Restate the data exactly as given and keep the pictures out.

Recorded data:
# # #

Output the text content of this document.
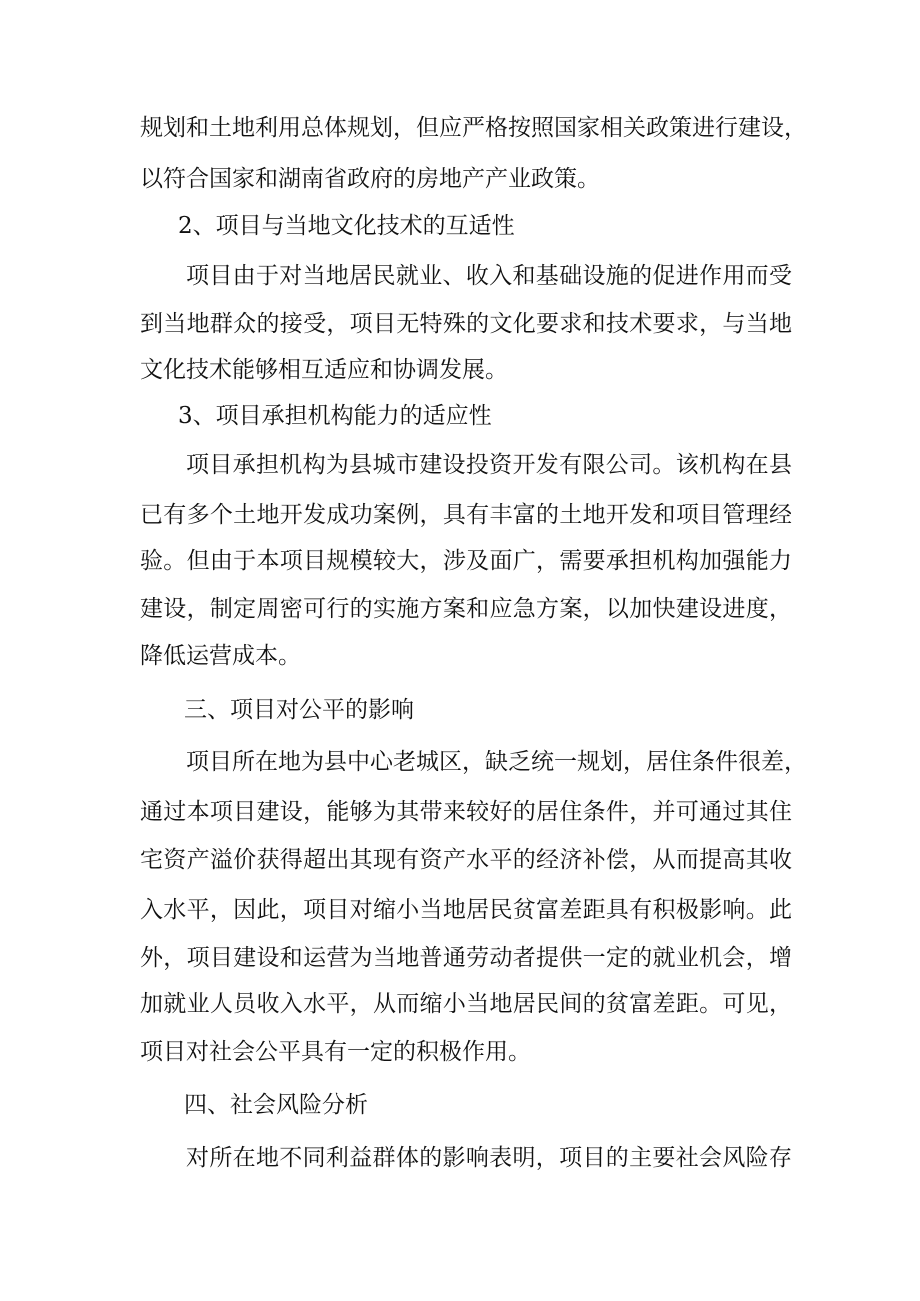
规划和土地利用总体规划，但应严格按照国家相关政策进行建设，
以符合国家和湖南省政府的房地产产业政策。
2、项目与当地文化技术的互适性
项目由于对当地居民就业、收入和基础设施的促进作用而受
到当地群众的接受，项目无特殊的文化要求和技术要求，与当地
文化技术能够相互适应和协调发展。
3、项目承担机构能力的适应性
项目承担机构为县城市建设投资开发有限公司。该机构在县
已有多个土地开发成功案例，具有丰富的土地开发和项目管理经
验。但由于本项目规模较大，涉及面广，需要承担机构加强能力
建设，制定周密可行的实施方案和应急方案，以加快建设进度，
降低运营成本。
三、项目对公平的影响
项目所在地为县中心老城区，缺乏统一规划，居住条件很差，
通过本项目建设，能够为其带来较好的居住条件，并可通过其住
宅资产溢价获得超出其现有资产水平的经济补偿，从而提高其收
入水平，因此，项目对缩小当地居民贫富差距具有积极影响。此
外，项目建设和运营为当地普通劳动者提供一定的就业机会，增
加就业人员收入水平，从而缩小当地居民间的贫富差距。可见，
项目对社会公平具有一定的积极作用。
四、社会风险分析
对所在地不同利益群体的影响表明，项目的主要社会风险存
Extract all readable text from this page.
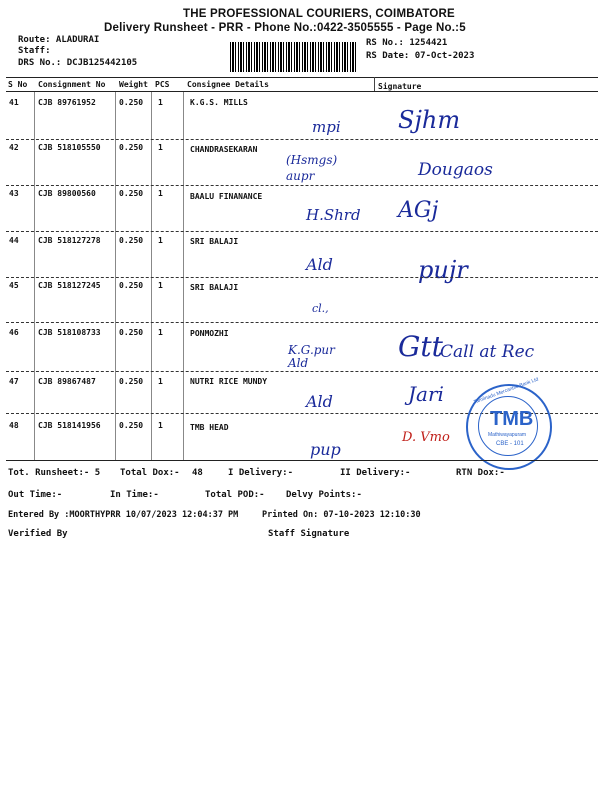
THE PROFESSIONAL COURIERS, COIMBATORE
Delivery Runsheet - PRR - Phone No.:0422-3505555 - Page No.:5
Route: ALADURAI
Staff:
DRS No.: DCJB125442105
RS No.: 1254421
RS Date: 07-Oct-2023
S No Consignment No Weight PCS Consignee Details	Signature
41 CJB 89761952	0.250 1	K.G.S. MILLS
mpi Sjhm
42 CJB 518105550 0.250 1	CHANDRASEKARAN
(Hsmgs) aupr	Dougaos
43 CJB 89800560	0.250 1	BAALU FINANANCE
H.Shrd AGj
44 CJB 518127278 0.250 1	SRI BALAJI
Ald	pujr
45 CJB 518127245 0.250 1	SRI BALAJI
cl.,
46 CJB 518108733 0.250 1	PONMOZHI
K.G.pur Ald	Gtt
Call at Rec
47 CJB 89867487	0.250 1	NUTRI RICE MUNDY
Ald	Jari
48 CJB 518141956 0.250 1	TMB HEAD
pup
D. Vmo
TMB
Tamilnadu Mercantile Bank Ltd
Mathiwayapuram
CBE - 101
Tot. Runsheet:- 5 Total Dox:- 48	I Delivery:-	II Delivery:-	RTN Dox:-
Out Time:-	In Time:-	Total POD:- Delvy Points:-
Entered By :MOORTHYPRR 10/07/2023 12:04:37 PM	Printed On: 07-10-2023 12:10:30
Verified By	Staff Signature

# # #

▶ _TASK ANSWER_
Output the text content of this document.
规划和土地利用总体规划，但应严格按照国家相关政策进行建设，
以符合国家和湖南省政府的房地产产业政策。
2、项目与当地文化技术的互适性
项目由于对当地居民就业、收入和基础设施的促进作用而受
到当地群众的接受，项目无特殊的文化要求和技术要求，与当地
文化技术能够相互适应和协调发展。
3、项目承担机构能力的适应性
项目承担机构为县城市建设投资开发有限公司。该机构在县
已有多个土地开发成功案例，具有丰富的土地开发和项目管理经
验。但由于本项目规模较大，涉及面广，需要承担机构加强能力
建设，制定周密可行的实施方案和应急方案，以加快建设进度，
降低运营成本。
三、项目对公平的影响
项目所在地为县中心老城区，缺乏统一规划，居住条件很差，
通过本项目建设，能够为其带来较好的居住条件，并可通过其住
宅资产溢价获得超出其现有资产水平的经济补偿，从而提高其收
入水平，因此，项目对缩小当地居民贫富差距具有积极影响。此
外，项目建设和运营为当地普通劳动者提供一定的就业机会，增
加就业人员收入水平，从而缩小当地居民间的贫富差距。可见，
项目对社会公平具有一定的积极作用。
四、社会风险分析
对所在地不同利益群体的影响表明，项目的主要社会风险存
Extract all readable text from this page.
THE PROFESSIONAL COURIERS, COIMBATORE
Delivery Runsheet - PRR - Phone No.:0422-3505555 - Page No.:5
Route: ALADURAI
Staff:
DRS No.: DCJB125442105
RS No.: 1254421
RS Date: 07-Oct-2023
S No Consignment No Weight PCS Consignee Details	Signature
41 CJB 89761952	0.250 1	K.G.S. MILLS
mpi Sjhm
42 CJB 518105550 0.250 1	CHANDRASEKARAN
(Hsmgs) aupr	Dougaos
43 CJB 89800560	0.250 1	BAALU FINANANCE
H.Shrd AGj
44 CJB 518127278 0.250 1	SRI BALAJI
Ald	pujr
45 CJB 518127245 0.250 1	SRI BALAJI
cl.,
46 CJB 518108733 0.250 1	PONMOZHI
K.G.pur Ald	Gtt
Call at Rec
47 CJB 89867487	0.250 1	NUTRI RICE MUNDY
Ald	Jari
48 CJB 518141956 0.250 1	TMB HEAD
pup
D. Vmo
TMB
Tamilnadu Mercantile Bank Ltd
Mathiwayapuram
CBE - 101
Tot. Runsheet:- 5 Total Dox:- 48	I Delivery:-	II Delivery:-	RTN Dox:-
Out Time:-	In Time:-	Total POD:- Delvy Points:-
Entered By :MOORTHYPRR 10/07/2023 12:04:37 PM	Printed On: 07-10-2023 12:10:30
Verified By	Staff Signature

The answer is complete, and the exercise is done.